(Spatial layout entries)
/---

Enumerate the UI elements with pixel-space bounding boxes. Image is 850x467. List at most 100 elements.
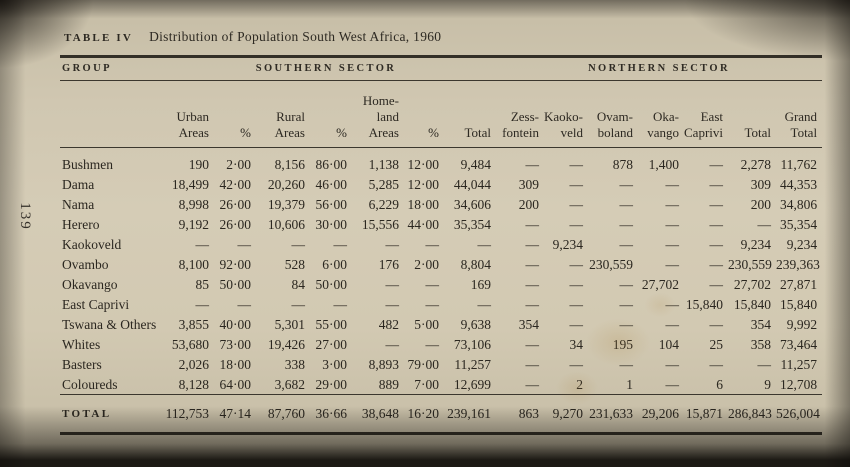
table-cell: — — [237, 296, 252, 312]
column-header-8: Zess- fontein — [496, 80, 544, 148]
table-cell: 528 — [284, 256, 305, 272]
table-cell: 20,260 — [267, 176, 305, 192]
table-cell: 5·00 — [414, 316, 439, 332]
table-cell: — — [665, 236, 680, 252]
table-row: Nama 8,998 26·00 19,379 56·00 6,229 18·00 34,60… — [60, 194, 822, 214]
table-cell: 200 — [518, 196, 539, 212]
table-cell: 19,379 — [267, 196, 305, 212]
table-cell: — — [195, 236, 210, 252]
table-cell: — — [757, 356, 772, 372]
column-header-12: East Caprivi — [684, 80, 728, 148]
total-row: TOTAL 112,753 47·14 87,760 36·66 38,648 16·20 2… — [60, 394, 823, 434]
column-header-3: Rural Areas — [256, 80, 310, 148]
table-cell: — — [425, 236, 440, 252]
row-label: Coloureds — [62, 376, 118, 392]
table-cell: 889 — [378, 376, 399, 392]
table-cell: — — [665, 196, 680, 212]
table-cell: — — [665, 176, 680, 192]
table-cell: — — [569, 296, 584, 312]
table-cell: 19,426 — [267, 336, 305, 352]
table-cell: — — [665, 356, 680, 372]
table-cell: 9,638 — [460, 316, 491, 332]
table-row: Herero 9,192 26·00 10,606 30·00 15,556 44·00 35… — [60, 214, 822, 234]
table-cell: 50·00 — [219, 276, 252, 292]
table-cell: — — [709, 236, 724, 252]
table-cell: 15,840 — [733, 296, 771, 312]
table-row: Ovambo 8,100 92·00 528 6·00 176 2·00 8,804— —230… — [60, 254, 822, 274]
table-cell: 169 — [470, 276, 491, 292]
table-cell: 34,606 — [453, 196, 491, 212]
table-cell: 1 — [626, 376, 633, 392]
table-cell: 9,234 — [552, 236, 583, 252]
table-cell: — — [569, 256, 584, 272]
table-row: Whites 53,680 73·00 19,426 27·00 — — 73,106 — 34 1… — [60, 334, 822, 354]
table-cell: — — [569, 356, 584, 372]
table-row: Basters 2,026 18·00 338 3·00 8,893 79·00 11,257… — [60, 354, 822, 374]
column-header-6: % — [404, 80, 444, 148]
table-cell: 8,804 — [460, 256, 491, 272]
table-cell: 11,762 — [780, 156, 818, 172]
table-cell: 42·00 — [219, 176, 252, 192]
table-cell: — — [569, 196, 584, 212]
table-cell: 15,556 — [361, 216, 399, 232]
table-cell: 47·14 — [214, 394, 256, 434]
table-cell: — — [195, 296, 210, 312]
row-label: Okavango — [62, 276, 118, 292]
table-cell: 2·00 — [226, 156, 251, 172]
table-cell: 34 — [569, 336, 584, 352]
table-cell: 73·00 — [219, 336, 252, 352]
table-cell: — — [425, 336, 440, 352]
row-label: Nama — [62, 196, 95, 212]
table-cell: 9 — [764, 376, 771, 392]
table-cell: 15,871 — [684, 394, 728, 434]
table-cell: 84 — [291, 276, 306, 292]
table-cell: 26·00 — [219, 196, 252, 212]
table-cell: 87,760 — [256, 394, 310, 434]
table-cell: 8,128 — [178, 376, 209, 392]
table-cell: 354 — [750, 316, 771, 332]
table-cell: 36·66 — [310, 394, 352, 434]
table-cell: 6·00 — [322, 256, 347, 272]
table-cell: 8,893 — [368, 356, 399, 372]
table-cell: — — [665, 256, 680, 272]
table-cell: 11,257 — [780, 356, 818, 372]
table-cell: 27,702 — [641, 276, 679, 292]
table-cell: 18,499 — [171, 176, 209, 192]
table-cell: 239,161 — [444, 394, 496, 434]
table-cell: 3,682 — [274, 376, 305, 392]
table-cell: — — [709, 156, 724, 172]
table-cell: — — [333, 236, 348, 252]
table-cell: 18·00 — [219, 356, 252, 372]
table-cell: 354 — [518, 316, 539, 332]
row-label: Herero — [62, 216, 100, 232]
table-cell: 878 — [612, 156, 633, 172]
table-cell: 309 — [518, 176, 539, 192]
table-cell: — — [619, 236, 634, 252]
table-cell: 30·00 — [315, 216, 348, 232]
table-cell: — — [665, 376, 680, 392]
table-cell: 1,400 — [648, 156, 679, 172]
table-cell: — — [525, 156, 540, 172]
table-cell: — — [385, 336, 400, 352]
table-cell: — — [525, 236, 540, 252]
table-cell: 12·00 — [407, 176, 440, 192]
table-cell: — — [619, 296, 634, 312]
table-cell: 40·00 — [219, 316, 252, 332]
table-cell: 64·00 — [219, 376, 252, 392]
table-cell: — — [385, 276, 400, 292]
row-label: Bushmen — [62, 156, 114, 172]
column-header-row: Urban Areas% Rural Areas% Home- land Areas… — [60, 80, 823, 148]
table-cell: — — [569, 156, 584, 172]
table-cell: — — [385, 236, 400, 252]
table-cell: — — [525, 376, 540, 392]
table-cell: — — [237, 236, 252, 252]
table-cell: — — [619, 316, 634, 332]
table-cell: — — [665, 316, 680, 332]
table-cell: 338 — [284, 356, 305, 372]
table-cell: 2,026 — [178, 356, 209, 372]
row-label: Kaokoveld — [62, 236, 122, 252]
northern-sector-header: NORTHERN SECTOR — [496, 56, 823, 81]
table-cell: 26·00 — [219, 216, 252, 232]
table-cell: 2·00 — [414, 256, 439, 272]
table-cell: — — [665, 296, 680, 312]
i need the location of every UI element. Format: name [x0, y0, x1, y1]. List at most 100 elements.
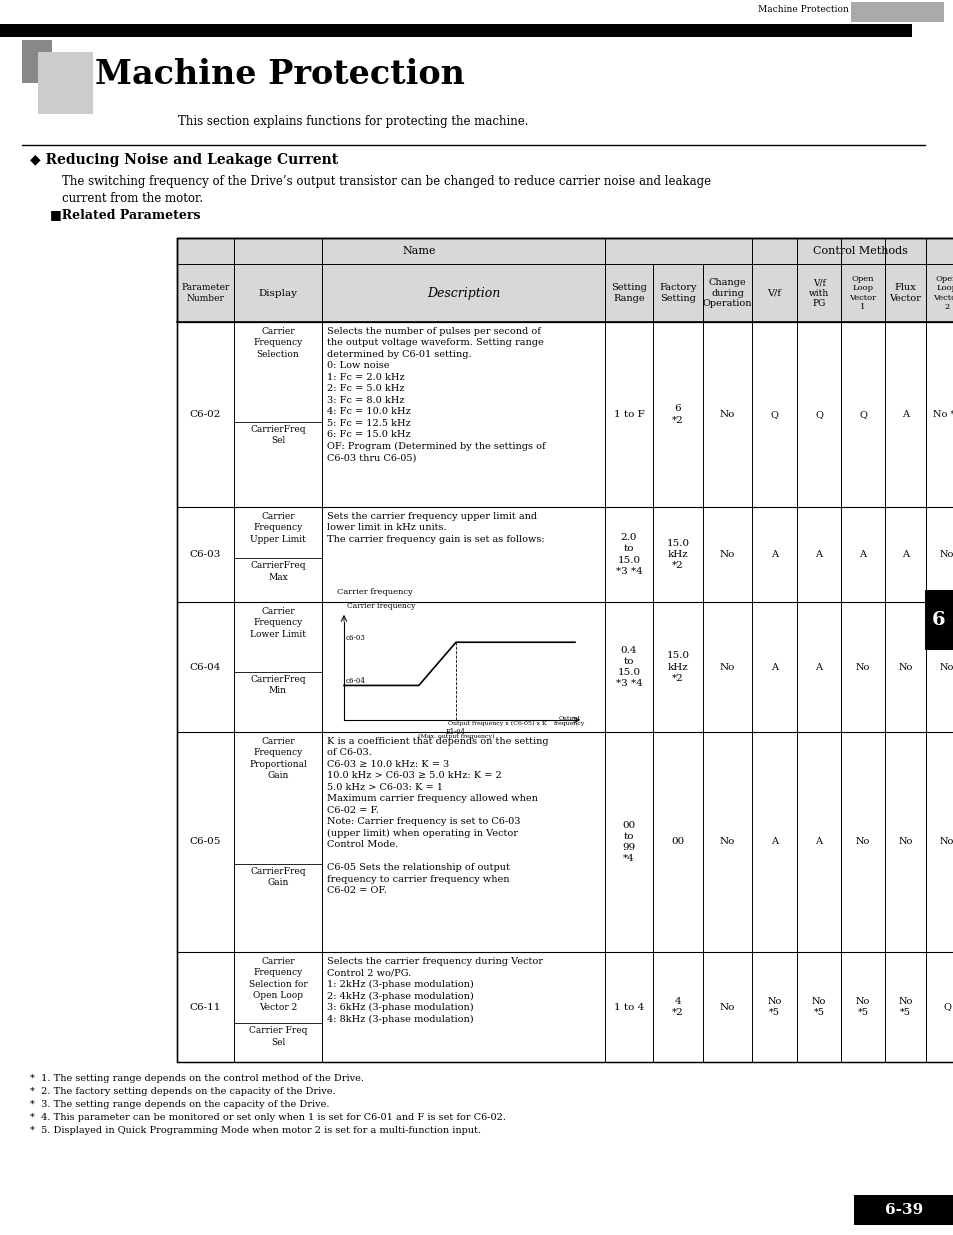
Text: No
*5: No *5	[898, 998, 912, 1016]
Text: A: A	[815, 550, 821, 559]
Bar	[177, 238, 953, 322]
Text: The switching frequency of the Drive’s output transistor can be changed to reduc: The switching frequency of the Drive’s o…	[62, 175, 710, 188]
Text: No
*5: No *5	[855, 998, 869, 1016]
Bar	[850, 2, 943, 22]
Bar	[177, 238, 953, 1062]
Text: C6-02: C6-02	[190, 410, 221, 419]
Text: C6-11: C6-11	[190, 1003, 221, 1011]
Text: c6-03: c6-03	[346, 635, 365, 642]
Text: C6-03: C6-03	[190, 550, 221, 559]
Text: 1 to F: 1 to F	[613, 410, 643, 419]
Text: 6
*2: 6 *2	[672, 404, 683, 425]
Text: *  2. The factory setting depends on the capacity of the Drive.: * 2. The factory setting depends on the …	[30, 1087, 335, 1095]
Text: Carrier
Frequency
Selection: Carrier Frequency Selection	[253, 327, 302, 359]
Text: Open
Loop
Vector
1: Open Loop Vector 1	[848, 275, 876, 311]
Bar	[38, 52, 92, 114]
Bar	[924, 590, 953, 650]
Bar	[177, 508, 953, 601]
Text: Carrier
Frequency
Upper Limit: Carrier Frequency Upper Limit	[250, 513, 306, 543]
Text: Control Methods: Control Methods	[812, 246, 906, 256]
Text: Sets the carrier frequency upper limit and
lower limit in kHz units.
The carrier: Sets the carrier frequency upper limit a…	[327, 513, 544, 543]
Text: No: No	[855, 662, 869, 672]
Text: Carrier Freq
Sel: Carrier Freq Sel	[249, 1026, 307, 1046]
Text: No: No	[720, 410, 735, 419]
Text: current from the motor.: current from the motor.	[62, 191, 203, 205]
Bar	[177, 732, 953, 952]
Text: 1 to 4: 1 to 4	[613, 1003, 643, 1011]
Text: A: A	[901, 550, 908, 559]
Text: No *5: No *5	[932, 410, 953, 419]
Text: CarrierFreq
Sel: CarrierFreq Sel	[250, 425, 305, 445]
Text: Q: Q	[814, 410, 822, 419]
Text: Machine Protection: Machine Protection	[758, 5, 848, 14]
Text: C6-04: C6-04	[190, 662, 221, 672]
Text: Selects the carrier frequency during Vector
Control 2 wo/PG.
1: 2kHz (3-phase mo: Selects the carrier frequency during Vec…	[327, 957, 542, 1024]
Text: Display: Display	[258, 289, 297, 298]
Text: 15.0
kHz
*2: 15.0 kHz *2	[666, 538, 689, 571]
Text: C6-05: C6-05	[190, 837, 221, 846]
Text: Output frequency x (C6-05) x K: Output frequency x (C6-05) x K	[447, 721, 546, 726]
Text: Carrier
Frequency
Selection for
Open Loop
Vector 2: Carrier Frequency Selection for Open Loo…	[249, 957, 307, 1011]
Text: V/f: V/f	[767, 289, 781, 298]
Text: *  1. The setting range depends on the control method of the Drive.: * 1. The setting range depends on the co…	[30, 1074, 364, 1083]
Text: Q: Q	[943, 1003, 950, 1011]
Text: No
*5: No *5	[766, 998, 781, 1016]
Text: c6-04: c6-04	[346, 678, 366, 685]
Text: Parameter
Number: Parameter Number	[181, 283, 230, 303]
Text: A: A	[901, 410, 908, 419]
Text: No: No	[720, 662, 735, 672]
Bar	[853, 1195, 953, 1225]
Text: Q: Q	[858, 410, 866, 419]
Text: No: No	[855, 837, 869, 846]
Text: A: A	[815, 837, 821, 846]
Text: ■Related Parameters: ■Related Parameters	[50, 207, 200, 221]
Text: Flux
Vector: Flux Vector	[888, 283, 921, 303]
Text: No: No	[898, 837, 912, 846]
Text: 2.0
to
15.0
*3 *4: 2.0 to 15.0 *3 *4	[615, 534, 641, 576]
Text: 4
*2: 4 *2	[672, 997, 683, 1018]
Text: 15.0
kHz
*2: 15.0 kHz *2	[666, 651, 689, 683]
Text: Setting
Range: Setting Range	[611, 283, 646, 303]
Text: This section explains functions for protecting the machine.: This section explains functions for prot…	[178, 115, 528, 128]
Text: E1-04: E1-04	[446, 727, 465, 736]
Text: Description: Description	[426, 287, 499, 300]
Text: A: A	[770, 837, 778, 846]
Text: No
*5: No *5	[811, 998, 825, 1016]
Text: Q: Q	[770, 410, 778, 419]
Text: Factory
Setting: Factory Setting	[659, 283, 696, 303]
Text: A: A	[815, 662, 821, 672]
Text: Open
Loop
Vector
2: Open Loop Vector 2	[932, 275, 953, 311]
Text: No: No	[939, 837, 953, 846]
Text: Machine Protection: Machine Protection	[95, 58, 464, 91]
Text: Change
during
Operation: Change during Operation	[702, 278, 752, 308]
Text: CarrierFreq
Max: CarrierFreq Max	[250, 561, 305, 582]
Text: A: A	[770, 550, 778, 559]
Text: No: No	[939, 550, 953, 559]
Text: Carrier
Frequency
Lower Limit: Carrier Frequency Lower Limit	[250, 606, 306, 638]
Text: V/f
with
PG: V/f with PG	[808, 278, 828, 308]
Text: 6: 6	[931, 611, 944, 629]
Text: No: No	[939, 662, 953, 672]
Text: 00
to
99
*4: 00 to 99 *4	[621, 821, 635, 863]
Text: A: A	[859, 550, 865, 559]
Text: (Max. output frequency): (Max. output frequency)	[417, 734, 494, 740]
Bar	[177, 601, 953, 732]
Text: Carrier
Frequency
Proportional
Gain: Carrier Frequency Proportional Gain	[249, 737, 307, 781]
Text: No: No	[898, 662, 912, 672]
Text: 00: 00	[671, 837, 684, 846]
Bar	[177, 322, 953, 508]
Text: No: No	[720, 550, 735, 559]
Text: 0.4
to
15.0
*3 *4: 0.4 to 15.0 *3 *4	[615, 646, 641, 688]
Text: Carrier frequency: Carrier frequency	[336, 588, 413, 597]
Bar	[0, 23, 911, 37]
Text: *  4. This parameter can be monitored or set only when 1 is set for C6-01 and F : * 4. This parameter can be monitored or …	[30, 1113, 505, 1123]
Text: ◆ Reducing Noise and Leakage Current: ◆ Reducing Noise and Leakage Current	[30, 153, 337, 167]
Text: No: No	[720, 1003, 735, 1011]
Text: K is a coefficient that depends on the setting
of C6-03.
C6-03 ≥ 10.0 kHz: K = 3: K is a coefficient that depends on the s…	[327, 737, 548, 895]
Text: CarrierFreq
Gain: CarrierFreq Gain	[250, 867, 305, 888]
Bar	[177, 952, 953, 1062]
Bar	[22, 40, 52, 83]
Text: A: A	[770, 662, 778, 672]
Text: *  3. The setting range depends on the capacity of the Drive.: * 3. The setting range depends on the ca…	[30, 1100, 329, 1109]
Text: No: No	[720, 837, 735, 846]
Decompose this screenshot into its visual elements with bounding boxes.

\---

- _JOB_:
Extract the lines of the first item verbatim, from the line containing "table-cell: — — [237, 296, 252, 312]" through the line containing "table-cell: — — [709, 236, 724, 252]", inclusive.

- _EXERCISE RESPONSE_:
table-cell: — — [237, 296, 252, 312]
column-header-8: Zess- fontein — [496, 80, 544, 148]
table-cell: 528 — [284, 256, 305, 272]
table-cell: 20,260 — [267, 176, 305, 192]
table-cell: 5·00 — [414, 316, 439, 332]
table-cell: — — [665, 236, 680, 252]
table-row: Nama 8,998 26·00 19,379 56·00 6,229 18·00 34,60… — [60, 194, 822, 214]
table-cell: 200 — [518, 196, 539, 212]
table-cell: 19,379 — [267, 196, 305, 212]
table-cell: — — [195, 236, 210, 252]
table-cell: — — [757, 356, 772, 372]
column-header-12: East Caprivi — [684, 80, 728, 148]
total-row: TOTAL 112,753 47·14 87,760 36·66 38,648 16·20 2… — [60, 394, 823, 434]
column-header-3: Rural Areas — [256, 80, 310, 148]
table-cell: — — [425, 236, 440, 252]
row-label: Coloureds — [62, 376, 118, 392]
table-cell: 889 — [378, 376, 399, 392]
table-cell: — — [665, 196, 680, 212]
table-cell: — — [665, 176, 680, 192]
table-cell: — — [569, 296, 584, 312]
table-cell: 19,426 — [267, 336, 305, 352]
table-cell: — — [665, 356, 680, 372]
table-cell: 9,638 — [460, 316, 491, 332]
table-row: Herero 9,192 26·00 10,606 30·00 15,556 44·00 35… — [60, 214, 822, 234]
table-cell: 50·00 — [219, 276, 252, 292]
table-cell: — — [709, 236, 724, 252]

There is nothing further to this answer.